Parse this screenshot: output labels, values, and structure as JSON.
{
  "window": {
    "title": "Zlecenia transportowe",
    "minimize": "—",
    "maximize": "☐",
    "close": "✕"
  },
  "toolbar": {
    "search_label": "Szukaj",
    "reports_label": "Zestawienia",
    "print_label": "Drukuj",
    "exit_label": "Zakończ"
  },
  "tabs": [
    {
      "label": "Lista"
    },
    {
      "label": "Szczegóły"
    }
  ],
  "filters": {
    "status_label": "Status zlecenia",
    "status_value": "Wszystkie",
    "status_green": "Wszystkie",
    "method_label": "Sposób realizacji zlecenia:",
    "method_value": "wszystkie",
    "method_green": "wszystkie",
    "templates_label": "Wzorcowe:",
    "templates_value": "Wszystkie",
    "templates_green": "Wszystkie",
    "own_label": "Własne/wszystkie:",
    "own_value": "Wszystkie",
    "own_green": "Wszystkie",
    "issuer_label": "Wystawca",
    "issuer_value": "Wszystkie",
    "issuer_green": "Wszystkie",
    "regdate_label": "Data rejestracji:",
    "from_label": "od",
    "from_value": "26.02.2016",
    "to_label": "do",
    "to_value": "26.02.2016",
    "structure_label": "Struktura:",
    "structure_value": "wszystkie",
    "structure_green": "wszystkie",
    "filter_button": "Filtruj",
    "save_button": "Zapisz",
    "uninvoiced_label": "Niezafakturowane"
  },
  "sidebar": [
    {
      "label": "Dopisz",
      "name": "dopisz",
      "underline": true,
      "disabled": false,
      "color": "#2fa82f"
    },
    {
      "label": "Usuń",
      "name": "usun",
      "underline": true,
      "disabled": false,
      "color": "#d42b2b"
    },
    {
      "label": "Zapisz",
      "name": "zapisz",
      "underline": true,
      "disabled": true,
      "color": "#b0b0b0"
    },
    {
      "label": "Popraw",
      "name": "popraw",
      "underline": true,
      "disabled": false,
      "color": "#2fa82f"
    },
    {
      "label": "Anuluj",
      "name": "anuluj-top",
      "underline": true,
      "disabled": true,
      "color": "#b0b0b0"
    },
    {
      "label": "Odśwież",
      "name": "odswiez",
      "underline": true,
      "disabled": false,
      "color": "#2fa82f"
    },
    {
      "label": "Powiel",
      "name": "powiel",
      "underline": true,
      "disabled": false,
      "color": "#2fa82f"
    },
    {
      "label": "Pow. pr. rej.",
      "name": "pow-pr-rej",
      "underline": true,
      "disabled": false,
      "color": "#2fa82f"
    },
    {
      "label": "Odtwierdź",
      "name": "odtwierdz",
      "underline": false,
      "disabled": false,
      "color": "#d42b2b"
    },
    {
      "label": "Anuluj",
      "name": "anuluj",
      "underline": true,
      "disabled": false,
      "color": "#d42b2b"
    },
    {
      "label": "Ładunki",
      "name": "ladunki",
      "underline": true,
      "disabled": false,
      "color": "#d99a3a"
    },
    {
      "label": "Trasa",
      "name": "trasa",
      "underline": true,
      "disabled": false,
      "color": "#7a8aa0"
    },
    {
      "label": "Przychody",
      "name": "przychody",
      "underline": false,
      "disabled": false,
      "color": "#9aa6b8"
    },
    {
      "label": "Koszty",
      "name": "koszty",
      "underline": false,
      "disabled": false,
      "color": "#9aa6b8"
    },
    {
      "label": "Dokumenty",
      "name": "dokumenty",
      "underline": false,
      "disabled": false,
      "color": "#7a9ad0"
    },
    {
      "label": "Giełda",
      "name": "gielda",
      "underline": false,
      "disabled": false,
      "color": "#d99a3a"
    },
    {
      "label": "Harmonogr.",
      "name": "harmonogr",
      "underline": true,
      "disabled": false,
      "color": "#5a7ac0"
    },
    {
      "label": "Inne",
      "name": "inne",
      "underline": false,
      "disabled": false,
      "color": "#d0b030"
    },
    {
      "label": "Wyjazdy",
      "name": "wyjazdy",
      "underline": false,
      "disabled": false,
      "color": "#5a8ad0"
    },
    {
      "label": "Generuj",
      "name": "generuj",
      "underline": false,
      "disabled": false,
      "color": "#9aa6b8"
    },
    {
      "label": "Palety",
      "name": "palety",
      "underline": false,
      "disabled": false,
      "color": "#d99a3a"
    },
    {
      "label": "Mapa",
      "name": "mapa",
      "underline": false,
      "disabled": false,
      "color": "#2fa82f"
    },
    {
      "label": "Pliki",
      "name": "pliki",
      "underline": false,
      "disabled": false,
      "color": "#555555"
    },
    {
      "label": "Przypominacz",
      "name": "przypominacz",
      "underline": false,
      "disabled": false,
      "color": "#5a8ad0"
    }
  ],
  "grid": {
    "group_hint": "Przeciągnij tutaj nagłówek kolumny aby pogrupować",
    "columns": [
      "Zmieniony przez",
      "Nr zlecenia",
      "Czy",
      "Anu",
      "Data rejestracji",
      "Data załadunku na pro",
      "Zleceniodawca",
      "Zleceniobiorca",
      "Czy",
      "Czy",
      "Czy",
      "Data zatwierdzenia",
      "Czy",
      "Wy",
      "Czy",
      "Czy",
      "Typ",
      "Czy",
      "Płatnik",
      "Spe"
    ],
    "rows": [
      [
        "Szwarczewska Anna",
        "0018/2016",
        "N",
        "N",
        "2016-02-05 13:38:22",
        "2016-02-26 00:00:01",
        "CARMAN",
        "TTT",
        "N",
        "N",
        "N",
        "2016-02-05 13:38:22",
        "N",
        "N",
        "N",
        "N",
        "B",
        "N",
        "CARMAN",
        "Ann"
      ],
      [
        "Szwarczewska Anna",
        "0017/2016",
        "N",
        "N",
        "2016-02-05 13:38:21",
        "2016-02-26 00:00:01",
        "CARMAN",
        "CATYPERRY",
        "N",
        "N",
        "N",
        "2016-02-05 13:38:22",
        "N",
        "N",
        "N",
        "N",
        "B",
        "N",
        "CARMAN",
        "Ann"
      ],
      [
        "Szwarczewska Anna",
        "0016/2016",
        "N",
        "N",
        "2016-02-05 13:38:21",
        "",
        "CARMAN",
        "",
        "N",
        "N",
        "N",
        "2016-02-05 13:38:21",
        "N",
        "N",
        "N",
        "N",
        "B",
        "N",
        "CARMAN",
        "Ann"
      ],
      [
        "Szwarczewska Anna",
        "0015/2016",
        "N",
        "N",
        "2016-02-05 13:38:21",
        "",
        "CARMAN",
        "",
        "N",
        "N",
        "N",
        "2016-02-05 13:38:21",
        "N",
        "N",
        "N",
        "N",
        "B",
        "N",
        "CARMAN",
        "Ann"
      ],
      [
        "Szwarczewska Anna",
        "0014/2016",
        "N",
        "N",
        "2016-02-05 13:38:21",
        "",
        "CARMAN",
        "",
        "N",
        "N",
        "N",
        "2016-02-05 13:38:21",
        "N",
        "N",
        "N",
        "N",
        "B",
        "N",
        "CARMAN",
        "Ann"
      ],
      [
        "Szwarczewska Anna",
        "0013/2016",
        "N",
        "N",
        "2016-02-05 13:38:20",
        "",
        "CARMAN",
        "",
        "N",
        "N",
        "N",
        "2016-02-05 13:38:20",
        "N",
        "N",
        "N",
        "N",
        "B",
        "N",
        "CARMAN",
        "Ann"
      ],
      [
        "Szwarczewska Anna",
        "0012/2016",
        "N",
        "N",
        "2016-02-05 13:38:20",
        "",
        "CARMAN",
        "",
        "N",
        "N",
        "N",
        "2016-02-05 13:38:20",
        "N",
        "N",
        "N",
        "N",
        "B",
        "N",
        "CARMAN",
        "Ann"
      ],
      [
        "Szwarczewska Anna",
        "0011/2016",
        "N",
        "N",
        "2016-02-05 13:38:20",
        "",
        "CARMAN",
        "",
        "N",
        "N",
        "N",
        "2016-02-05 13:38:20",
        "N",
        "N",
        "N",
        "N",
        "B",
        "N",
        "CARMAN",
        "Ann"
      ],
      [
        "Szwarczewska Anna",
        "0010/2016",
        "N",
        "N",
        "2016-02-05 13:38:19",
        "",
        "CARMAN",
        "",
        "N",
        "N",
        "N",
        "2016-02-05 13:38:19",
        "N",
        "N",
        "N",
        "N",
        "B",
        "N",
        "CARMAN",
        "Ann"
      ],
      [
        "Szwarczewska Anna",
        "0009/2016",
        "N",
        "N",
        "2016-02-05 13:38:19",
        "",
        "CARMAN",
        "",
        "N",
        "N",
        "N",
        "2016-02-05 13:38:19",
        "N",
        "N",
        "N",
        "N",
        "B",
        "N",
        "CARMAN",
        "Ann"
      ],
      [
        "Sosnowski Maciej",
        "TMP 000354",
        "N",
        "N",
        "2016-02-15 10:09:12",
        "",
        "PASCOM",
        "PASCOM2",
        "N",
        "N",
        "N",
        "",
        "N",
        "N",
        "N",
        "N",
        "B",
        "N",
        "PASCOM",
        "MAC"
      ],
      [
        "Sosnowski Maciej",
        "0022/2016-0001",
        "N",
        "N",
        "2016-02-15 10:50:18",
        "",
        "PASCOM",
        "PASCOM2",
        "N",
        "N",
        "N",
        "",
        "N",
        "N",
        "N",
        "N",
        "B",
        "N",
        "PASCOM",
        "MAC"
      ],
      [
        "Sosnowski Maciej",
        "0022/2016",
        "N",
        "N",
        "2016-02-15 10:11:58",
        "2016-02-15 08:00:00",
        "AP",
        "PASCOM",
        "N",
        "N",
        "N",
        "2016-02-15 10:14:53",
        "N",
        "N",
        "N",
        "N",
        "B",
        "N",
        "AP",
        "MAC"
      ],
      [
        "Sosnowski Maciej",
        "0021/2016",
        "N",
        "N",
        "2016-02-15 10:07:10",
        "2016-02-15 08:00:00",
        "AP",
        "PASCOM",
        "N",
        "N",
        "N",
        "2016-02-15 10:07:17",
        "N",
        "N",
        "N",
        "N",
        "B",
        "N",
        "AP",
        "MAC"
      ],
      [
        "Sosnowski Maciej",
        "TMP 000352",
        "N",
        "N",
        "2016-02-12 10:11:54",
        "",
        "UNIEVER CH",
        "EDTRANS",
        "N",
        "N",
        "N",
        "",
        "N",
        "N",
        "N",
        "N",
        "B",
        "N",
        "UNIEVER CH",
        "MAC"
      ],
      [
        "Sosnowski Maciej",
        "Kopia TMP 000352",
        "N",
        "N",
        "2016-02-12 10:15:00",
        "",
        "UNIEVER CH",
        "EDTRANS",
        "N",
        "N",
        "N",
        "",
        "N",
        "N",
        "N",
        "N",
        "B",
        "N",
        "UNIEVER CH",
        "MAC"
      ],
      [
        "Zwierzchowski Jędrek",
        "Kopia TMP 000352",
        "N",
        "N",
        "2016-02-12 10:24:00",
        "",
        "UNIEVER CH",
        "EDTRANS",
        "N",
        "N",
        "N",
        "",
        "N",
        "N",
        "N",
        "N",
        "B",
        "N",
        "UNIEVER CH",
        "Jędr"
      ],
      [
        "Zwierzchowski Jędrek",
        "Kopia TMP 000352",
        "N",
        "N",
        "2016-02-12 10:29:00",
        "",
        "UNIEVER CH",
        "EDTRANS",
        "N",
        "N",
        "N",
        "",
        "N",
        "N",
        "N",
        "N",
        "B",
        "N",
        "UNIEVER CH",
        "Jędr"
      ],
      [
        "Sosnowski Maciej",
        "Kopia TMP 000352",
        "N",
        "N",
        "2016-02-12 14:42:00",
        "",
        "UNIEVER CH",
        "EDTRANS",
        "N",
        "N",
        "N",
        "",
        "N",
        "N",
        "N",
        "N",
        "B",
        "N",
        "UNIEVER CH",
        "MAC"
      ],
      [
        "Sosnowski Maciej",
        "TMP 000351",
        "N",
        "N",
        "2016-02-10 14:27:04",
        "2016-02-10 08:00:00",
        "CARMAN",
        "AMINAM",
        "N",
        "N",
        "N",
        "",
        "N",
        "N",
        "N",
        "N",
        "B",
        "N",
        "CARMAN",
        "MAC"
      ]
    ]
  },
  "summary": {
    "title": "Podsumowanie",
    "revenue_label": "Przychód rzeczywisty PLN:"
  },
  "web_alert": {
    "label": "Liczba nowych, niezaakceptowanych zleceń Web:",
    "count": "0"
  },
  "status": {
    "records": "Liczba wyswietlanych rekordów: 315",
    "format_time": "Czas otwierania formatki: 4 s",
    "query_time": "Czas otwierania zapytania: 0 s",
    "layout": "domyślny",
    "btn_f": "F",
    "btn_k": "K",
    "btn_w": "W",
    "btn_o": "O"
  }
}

▸ **What you are asked to do**: From the entries above, select each line containing the string "title".

▸ **Solution**:
    "title": "Zlecenia transportowe",
    "title": "Podsumowanie",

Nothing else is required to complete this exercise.